### Instructions for the task
Locate the string "JSON" in the records below. Copy every line where it occurs.

Start Material for this exercise

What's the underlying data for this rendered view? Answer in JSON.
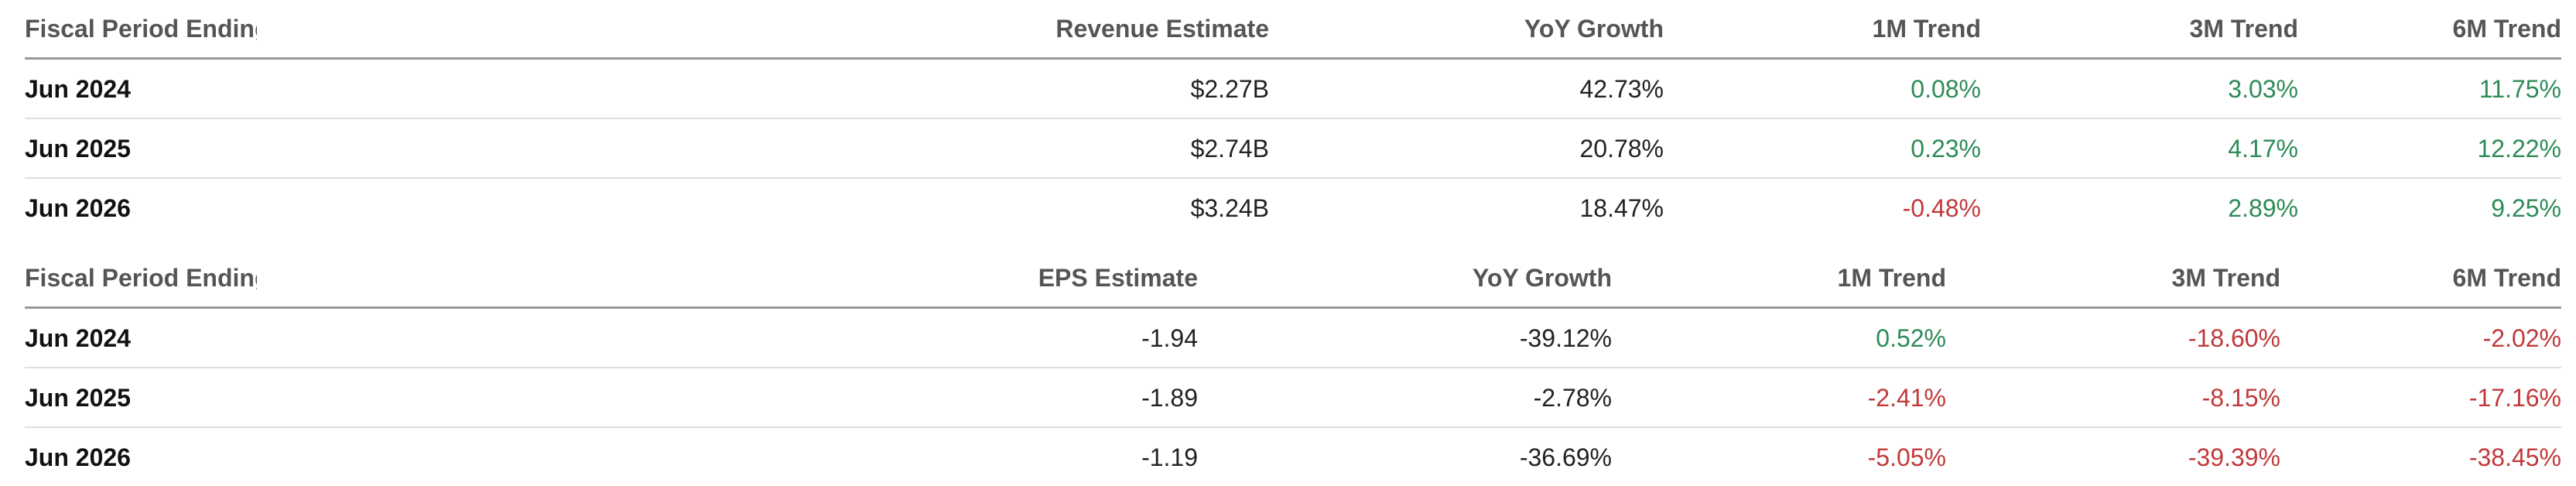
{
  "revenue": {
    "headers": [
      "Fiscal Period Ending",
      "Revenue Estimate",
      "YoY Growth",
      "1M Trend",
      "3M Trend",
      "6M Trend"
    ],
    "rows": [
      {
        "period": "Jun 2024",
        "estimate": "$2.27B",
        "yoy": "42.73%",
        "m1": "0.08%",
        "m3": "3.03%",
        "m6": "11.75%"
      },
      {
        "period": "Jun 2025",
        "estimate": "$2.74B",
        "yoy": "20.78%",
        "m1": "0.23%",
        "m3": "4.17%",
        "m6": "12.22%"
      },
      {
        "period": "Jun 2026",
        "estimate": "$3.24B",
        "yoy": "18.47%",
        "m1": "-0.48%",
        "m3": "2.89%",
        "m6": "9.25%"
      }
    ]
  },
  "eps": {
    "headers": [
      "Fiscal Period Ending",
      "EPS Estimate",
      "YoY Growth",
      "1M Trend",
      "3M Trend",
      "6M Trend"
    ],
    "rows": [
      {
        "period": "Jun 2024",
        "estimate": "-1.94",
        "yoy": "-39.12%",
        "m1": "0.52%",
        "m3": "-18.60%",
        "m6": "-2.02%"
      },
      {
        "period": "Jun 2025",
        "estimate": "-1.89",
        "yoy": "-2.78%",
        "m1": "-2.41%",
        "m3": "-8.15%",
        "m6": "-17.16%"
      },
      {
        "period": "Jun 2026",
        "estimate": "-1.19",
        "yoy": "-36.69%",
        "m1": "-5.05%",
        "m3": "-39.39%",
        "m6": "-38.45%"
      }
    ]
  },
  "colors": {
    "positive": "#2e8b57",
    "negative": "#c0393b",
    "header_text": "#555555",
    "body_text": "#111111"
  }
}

End Material for this exercise
Start Material for this exercise

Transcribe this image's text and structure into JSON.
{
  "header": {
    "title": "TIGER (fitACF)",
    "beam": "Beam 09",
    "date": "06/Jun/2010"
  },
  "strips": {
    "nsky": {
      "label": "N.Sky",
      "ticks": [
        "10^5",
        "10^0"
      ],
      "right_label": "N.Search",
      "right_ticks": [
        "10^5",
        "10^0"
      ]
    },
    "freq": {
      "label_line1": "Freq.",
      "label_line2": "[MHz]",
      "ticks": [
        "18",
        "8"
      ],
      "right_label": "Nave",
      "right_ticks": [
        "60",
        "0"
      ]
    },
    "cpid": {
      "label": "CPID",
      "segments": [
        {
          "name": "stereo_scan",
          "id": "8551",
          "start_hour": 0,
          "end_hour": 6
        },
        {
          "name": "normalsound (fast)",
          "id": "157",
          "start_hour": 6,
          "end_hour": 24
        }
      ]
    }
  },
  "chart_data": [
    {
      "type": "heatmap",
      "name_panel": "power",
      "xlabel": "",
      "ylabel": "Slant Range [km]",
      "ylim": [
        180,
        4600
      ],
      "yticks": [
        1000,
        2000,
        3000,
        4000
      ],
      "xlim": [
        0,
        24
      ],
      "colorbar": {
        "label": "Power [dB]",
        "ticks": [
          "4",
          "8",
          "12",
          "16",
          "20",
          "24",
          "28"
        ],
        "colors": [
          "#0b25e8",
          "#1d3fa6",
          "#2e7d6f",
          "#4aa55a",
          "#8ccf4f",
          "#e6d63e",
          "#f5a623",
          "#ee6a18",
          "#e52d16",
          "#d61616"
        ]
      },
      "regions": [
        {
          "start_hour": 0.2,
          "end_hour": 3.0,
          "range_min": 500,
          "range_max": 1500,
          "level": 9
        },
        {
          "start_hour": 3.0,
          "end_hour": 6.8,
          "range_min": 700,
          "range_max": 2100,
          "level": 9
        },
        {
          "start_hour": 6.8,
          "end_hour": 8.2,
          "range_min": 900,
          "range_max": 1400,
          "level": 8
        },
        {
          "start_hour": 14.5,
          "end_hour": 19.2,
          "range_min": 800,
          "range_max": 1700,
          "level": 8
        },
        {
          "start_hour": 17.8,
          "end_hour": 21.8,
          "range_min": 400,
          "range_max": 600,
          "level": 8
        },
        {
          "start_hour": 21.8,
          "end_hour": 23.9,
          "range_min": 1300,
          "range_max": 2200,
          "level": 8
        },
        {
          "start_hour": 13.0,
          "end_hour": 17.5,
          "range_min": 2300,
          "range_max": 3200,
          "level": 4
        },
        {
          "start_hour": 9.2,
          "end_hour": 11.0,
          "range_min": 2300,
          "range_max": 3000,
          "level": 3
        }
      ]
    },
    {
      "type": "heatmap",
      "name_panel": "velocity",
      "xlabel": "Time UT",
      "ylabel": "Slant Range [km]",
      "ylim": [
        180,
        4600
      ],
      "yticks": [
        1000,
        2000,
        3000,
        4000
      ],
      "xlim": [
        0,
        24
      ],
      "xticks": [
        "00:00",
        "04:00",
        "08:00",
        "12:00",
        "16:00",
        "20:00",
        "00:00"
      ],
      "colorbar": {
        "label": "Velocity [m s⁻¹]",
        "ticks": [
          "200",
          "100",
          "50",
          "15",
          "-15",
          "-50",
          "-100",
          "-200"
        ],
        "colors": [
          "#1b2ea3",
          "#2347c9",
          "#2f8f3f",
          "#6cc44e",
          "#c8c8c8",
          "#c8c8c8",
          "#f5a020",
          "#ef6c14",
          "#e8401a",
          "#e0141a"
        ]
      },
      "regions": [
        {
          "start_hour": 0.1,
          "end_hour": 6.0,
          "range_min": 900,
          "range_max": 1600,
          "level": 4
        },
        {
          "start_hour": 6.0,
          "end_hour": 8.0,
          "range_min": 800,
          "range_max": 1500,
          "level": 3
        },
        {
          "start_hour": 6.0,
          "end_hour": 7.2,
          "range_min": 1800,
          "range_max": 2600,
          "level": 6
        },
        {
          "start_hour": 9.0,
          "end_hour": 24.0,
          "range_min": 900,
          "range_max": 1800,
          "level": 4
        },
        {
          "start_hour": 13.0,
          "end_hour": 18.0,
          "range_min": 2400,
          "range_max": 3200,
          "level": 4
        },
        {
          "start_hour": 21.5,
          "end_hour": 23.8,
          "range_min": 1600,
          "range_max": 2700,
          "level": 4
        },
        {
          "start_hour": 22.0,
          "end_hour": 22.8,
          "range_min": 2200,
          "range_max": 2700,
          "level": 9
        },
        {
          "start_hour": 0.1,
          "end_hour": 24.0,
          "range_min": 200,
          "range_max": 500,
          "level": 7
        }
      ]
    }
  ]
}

End Material for this exercise

### Solution to this problem
What's the underlying data for this rendered view? Answer in JSON.
Transcribe this image's text and structure into JSON.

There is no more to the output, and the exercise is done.